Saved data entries

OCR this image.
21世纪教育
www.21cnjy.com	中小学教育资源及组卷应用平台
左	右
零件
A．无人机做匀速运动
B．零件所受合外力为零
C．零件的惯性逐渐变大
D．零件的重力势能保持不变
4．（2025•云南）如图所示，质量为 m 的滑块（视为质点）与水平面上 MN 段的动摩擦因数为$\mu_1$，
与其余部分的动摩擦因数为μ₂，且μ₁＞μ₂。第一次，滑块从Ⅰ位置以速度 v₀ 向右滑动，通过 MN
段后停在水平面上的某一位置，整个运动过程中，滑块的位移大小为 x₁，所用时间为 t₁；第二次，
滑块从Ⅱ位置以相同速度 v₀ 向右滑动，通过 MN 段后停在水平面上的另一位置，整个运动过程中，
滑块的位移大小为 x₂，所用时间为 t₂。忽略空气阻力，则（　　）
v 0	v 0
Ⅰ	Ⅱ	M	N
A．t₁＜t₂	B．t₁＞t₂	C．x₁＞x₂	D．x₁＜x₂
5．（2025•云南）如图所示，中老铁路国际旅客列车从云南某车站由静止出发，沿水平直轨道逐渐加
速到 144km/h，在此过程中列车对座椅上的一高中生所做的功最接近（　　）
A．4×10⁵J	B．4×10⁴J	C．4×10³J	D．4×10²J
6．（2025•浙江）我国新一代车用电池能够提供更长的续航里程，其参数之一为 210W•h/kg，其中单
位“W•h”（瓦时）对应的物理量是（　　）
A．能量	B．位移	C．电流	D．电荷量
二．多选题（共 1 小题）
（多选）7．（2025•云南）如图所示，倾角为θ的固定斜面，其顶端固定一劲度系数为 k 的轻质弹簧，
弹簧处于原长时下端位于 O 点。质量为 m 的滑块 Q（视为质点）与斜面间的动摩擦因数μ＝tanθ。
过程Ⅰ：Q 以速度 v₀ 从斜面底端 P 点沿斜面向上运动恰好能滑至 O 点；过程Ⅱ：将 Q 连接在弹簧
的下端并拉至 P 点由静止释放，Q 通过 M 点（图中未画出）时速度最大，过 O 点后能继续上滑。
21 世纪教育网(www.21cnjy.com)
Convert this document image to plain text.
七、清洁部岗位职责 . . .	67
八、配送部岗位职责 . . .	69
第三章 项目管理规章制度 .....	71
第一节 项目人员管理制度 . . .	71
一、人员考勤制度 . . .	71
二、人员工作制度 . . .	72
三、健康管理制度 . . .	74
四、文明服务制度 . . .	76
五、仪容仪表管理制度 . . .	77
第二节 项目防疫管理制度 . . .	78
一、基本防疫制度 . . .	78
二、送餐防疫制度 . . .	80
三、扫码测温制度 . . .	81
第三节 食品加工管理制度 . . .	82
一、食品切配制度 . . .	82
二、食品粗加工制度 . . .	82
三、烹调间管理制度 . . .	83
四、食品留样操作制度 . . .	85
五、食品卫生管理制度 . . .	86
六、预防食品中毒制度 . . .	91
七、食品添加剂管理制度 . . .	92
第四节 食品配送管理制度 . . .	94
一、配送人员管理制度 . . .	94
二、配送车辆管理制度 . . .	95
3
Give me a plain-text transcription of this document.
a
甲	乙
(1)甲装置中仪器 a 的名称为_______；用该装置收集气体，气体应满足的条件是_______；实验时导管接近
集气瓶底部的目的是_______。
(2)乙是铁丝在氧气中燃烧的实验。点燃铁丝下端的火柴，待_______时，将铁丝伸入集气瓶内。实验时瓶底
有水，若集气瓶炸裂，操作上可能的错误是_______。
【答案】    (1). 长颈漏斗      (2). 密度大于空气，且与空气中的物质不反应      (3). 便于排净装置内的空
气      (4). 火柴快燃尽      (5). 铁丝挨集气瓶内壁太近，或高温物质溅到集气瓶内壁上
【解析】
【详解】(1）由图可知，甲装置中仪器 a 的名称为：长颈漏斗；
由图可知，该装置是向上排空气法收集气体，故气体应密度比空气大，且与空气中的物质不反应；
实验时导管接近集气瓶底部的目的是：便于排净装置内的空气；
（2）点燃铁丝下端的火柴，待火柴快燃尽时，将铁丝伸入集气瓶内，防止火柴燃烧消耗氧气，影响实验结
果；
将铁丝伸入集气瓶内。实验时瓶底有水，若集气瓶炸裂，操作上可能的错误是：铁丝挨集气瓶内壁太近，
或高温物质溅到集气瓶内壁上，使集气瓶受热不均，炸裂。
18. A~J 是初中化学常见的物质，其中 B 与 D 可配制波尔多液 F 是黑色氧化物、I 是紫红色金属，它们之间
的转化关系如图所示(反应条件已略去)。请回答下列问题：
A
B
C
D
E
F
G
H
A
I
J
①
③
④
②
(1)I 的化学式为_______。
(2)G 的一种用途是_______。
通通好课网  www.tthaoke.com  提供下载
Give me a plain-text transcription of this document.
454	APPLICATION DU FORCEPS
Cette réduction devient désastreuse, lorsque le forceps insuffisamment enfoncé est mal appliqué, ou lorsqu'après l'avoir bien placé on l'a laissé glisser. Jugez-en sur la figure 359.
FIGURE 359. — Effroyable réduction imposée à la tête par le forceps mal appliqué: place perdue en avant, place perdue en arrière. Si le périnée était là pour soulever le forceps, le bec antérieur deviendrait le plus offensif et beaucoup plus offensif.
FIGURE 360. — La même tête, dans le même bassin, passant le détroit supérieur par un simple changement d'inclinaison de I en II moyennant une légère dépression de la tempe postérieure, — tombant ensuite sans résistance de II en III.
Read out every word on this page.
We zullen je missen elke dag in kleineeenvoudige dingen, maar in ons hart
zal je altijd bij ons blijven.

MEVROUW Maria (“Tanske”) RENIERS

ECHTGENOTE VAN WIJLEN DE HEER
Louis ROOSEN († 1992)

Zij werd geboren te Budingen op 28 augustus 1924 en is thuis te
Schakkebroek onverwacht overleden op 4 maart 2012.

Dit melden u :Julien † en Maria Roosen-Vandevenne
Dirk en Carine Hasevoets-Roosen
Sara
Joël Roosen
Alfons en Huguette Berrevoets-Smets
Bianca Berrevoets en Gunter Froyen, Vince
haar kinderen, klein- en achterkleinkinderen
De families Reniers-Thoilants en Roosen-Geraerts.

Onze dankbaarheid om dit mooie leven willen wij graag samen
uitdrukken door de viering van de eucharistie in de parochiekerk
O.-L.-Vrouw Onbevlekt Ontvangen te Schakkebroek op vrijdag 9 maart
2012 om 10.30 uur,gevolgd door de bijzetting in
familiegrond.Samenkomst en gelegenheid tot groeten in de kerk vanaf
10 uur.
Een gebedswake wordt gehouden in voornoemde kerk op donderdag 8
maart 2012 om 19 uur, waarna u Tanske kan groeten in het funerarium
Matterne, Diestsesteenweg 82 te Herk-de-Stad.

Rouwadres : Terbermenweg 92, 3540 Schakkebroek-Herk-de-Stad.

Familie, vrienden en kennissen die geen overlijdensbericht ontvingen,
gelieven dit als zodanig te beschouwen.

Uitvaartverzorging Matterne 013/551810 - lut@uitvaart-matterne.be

* **OBJECTIVE**
Reproduce the entire listing word for word.

* **WRITTEN REPLY**
OCR this image.
21世纪教育
www.21cnjy.com	中小学教育资源及组卷应用平台
左	右
零件
A．无人机做匀速运动
B．零件所受合外力为零
C．零件的惯性逐渐变大
D．零件的重力势能保持不变
4．（2025•云南）如图所示，质量为 m 的滑块（视为质点）与水平面上 MN 段的动摩擦因数为$\mu_1$，
与其余部分的动摩擦因数为μ₂，且μ₁＞μ₂。第一次，滑块从Ⅰ位置以速度 v₀ 向右滑动，通过 MN
段后停在水平面上的某一位置，整个运动过程中，滑块的位移大小为 x₁，所用时间为 t₁；第二次，
滑块从Ⅱ位置以相同速度 v₀ 向右滑动，通过 MN 段后停在水平面上的另一位置，整个运动过程中，
滑块的位移大小为 x₂，所用时间为 t₂。忽略空气阻力，则（　　）
v 0	v 0
Ⅰ	Ⅱ	M	N
A．t₁＜t₂	B．t₁＞t₂	C．x₁＞x₂	D．x₁＜x₂
5．（2025•云南）如图所示，中老铁路国际旅客列车从云南某车站由静止出发，沿水平直轨道逐渐加
速到 144km/h，在此过程中列车对座椅上的一高中生所做的功最接近（　　）
A．4×10⁵J	B．4×10⁴J	C．4×10³J	D．4×10²J
6．（2025•浙江）我国新一代车用电池能够提供更长的续航里程，其参数之一为 210W•h/kg，其中单
位“W•h”（瓦时）对应的物理量是（　　）
A．能量	B．位移	C．电流	D．电荷量
二．多选题（共 1 小题）
（多选）7．（2025•云南）如图所示，倾角为θ的固定斜面，其顶端固定一劲度系数为 k 的轻质弹簧，
弹簧处于原长时下端位于 O 点。质量为 m 的滑块 Q（视为质点）与斜面间的动摩擦因数μ＝tanθ。
过程Ⅰ：Q 以速度 v₀ 从斜面底端 P 点沿斜面向上运动恰好能滑至 O 点；过程Ⅱ：将 Q 连接在弹簧
的下端并拉至 P 点由静止释放，Q 通过 M 点（图中未画出）时速度最大，过 O 点后能继续上滑。
21 世纪教育网(www.21cnjy.com)
Convert this document image to plain text.
七、清洁部岗位职责 . . .	67
八、配送部岗位职责 . . .	69
第三章 项目管理规章制度 .....	71
第一节 项目人员管理制度 . . .	71
一、人员考勤制度 . . .	71
二、人员工作制度 . . .	72
三、健康管理制度 . . .	74
四、文明服务制度 . . .	76
五、仪容仪表管理制度 . . .	77
第二节 项目防疫管理制度 . . .	78
一、基本防疫制度 . . .	78
二、送餐防疫制度 . . .	80
三、扫码测温制度 . . .	81
第三节 食品加工管理制度 . . .	82
一、食品切配制度 . . .	82
二、食品粗加工制度 . . .	82
三、烹调间管理制度 . . .	83
四、食品留样操作制度 . . .	85
五、食品卫生管理制度 . . .	86
六、预防食品中毒制度 . . .	91
七、食品添加剂管理制度 . . .	92
第四节 食品配送管理制度 . . .	94
一、配送人员管理制度 . . .	94
二、配送车辆管理制度 . . .	95
3
Give me a plain-text transcription of this document.
a
甲	乙
(1)甲装置中仪器 a 的名称为_______；用该装置收集气体，气体应满足的条件是_______；实验时导管接近
集气瓶底部的目的是_______。
(2)乙是铁丝在氧气中燃烧的实验。点燃铁丝下端的火柴，待_______时，将铁丝伸入集气瓶内。实验时瓶底
有水，若集气瓶炸裂，操作上可能的错误是_______。
【答案】    (1). 长颈漏斗      (2). 密度大于空气，且与空气中的物质不反应      (3). 便于排净装置内的空
气      (4). 火柴快燃尽      (5). 铁丝挨集气瓶内壁太近，或高温物质溅到集气瓶内壁上
【解析】
【详解】(1）由图可知，甲装置中仪器 a 的名称为：长颈漏斗；
由图可知，该装置是向上排空气法收集气体，故气体应密度比空气大，且与空气中的物质不反应；
实验时导管接近集气瓶底部的目的是：便于排净装置内的空气；
（2）点燃铁丝下端的火柴，待火柴快燃尽时，将铁丝伸入集气瓶内，防止火柴燃烧消耗氧气，影响实验结
果；
将铁丝伸入集气瓶内。实验时瓶底有水，若集气瓶炸裂，操作上可能的错误是：铁丝挨集气瓶内壁太近，
或高温物质溅到集气瓶内壁上，使集气瓶受热不均，炸裂。
18. A~J 是初中化学常见的物质，其中 B 与 D 可配制波尔多液 F 是黑色氧化物、I 是紫红色金属，它们之间
的转化关系如图所示(反应条件已略去)。请回答下列问题：
A
B
C
D
E
F
G
H
A
I
J
①
③
④
②
(1)I 的化学式为_______。
(2)G 的一种用途是_______。
通通好课网  www.tthaoke.com  提供下载
Give me a plain-text transcription of this document.
454	APPLICATION DU FORCEPS
Cette réduction devient désastreuse, lorsque le forceps insuffisamment enfoncé est mal appliqué, ou lorsqu'après l'avoir bien placé on l'a laissé glisser. Jugez-en sur la figure 359.
FIGURE 359. — Effroyable réduction imposée à la tête par le forceps mal appliqué: place perdue en avant, place perdue en arrière. Si le périnée était là pour soulever le forceps, le bec antérieur deviendrait le plus offensif et beaucoup plus offensif.
FIGURE 360. — La même tête, dans le même bassin, passant le détroit supérieur par un simple changement d'inclinaison de I en II moyennant une légère dépression de la tempe postérieure, — tombant ensuite sans résistance de II en III.
Read out every word on this page.
We zullen je missen elke dag in kleineeenvoudige dingen, maar in ons hart
zal je altijd bij ons blijven.

MEVROUW Maria (“Tanske”) RENIERS

ECHTGENOTE VAN WIJLEN DE HEER
Louis ROOSEN († 1992)

Zij werd geboren te Budingen op 28 augustus 1924 en is thuis te
Schakkebroek onverwacht overleden op 4 maart 2012.

Dit melden u :Julien † en Maria Roosen-Vandevenne
Dirk en Carine Hasevoets-Roosen
Sara
Joël Roosen
Alfons en Huguette Berrevoets-Smets
Bianca Berrevoets en Gunter Froyen, Vince
haar kinderen, klein- en achterkleinkinderen
De families Reniers-Thoilants en Roosen-Geraerts.

Onze dankbaarheid om dit mooie leven willen wij graag samen
uitdrukken door de viering van de eucharistie in de parochiekerk
O.-L.-Vrouw Onbevlekt Ontvangen te Schakkebroek op vrijdag 9 maart
2012 om 10.30 uur,gevolgd door de bijzetting in
familiegrond.Samenkomst en gelegenheid tot groeten in de kerk vanaf
10 uur.
Een gebedswake wordt gehouden in voornoemde kerk op donderdag 8
maart 2012 om 19 uur, waarna u Tanske kan groeten in het funerarium
Matterne, Diestsesteenweg 82 te Herk-de-Stad.

Rouwadres : Terbermenweg 92, 3540 Schakkebroek-Herk-de-Stad.

Familie, vrienden en kennissen die geen overlijdensbericht ontvingen,
gelieven dit als zodanig te beschouwen.

Uitvaartverzorging Matterne 013/551810 - lut@uitvaart-matterne.be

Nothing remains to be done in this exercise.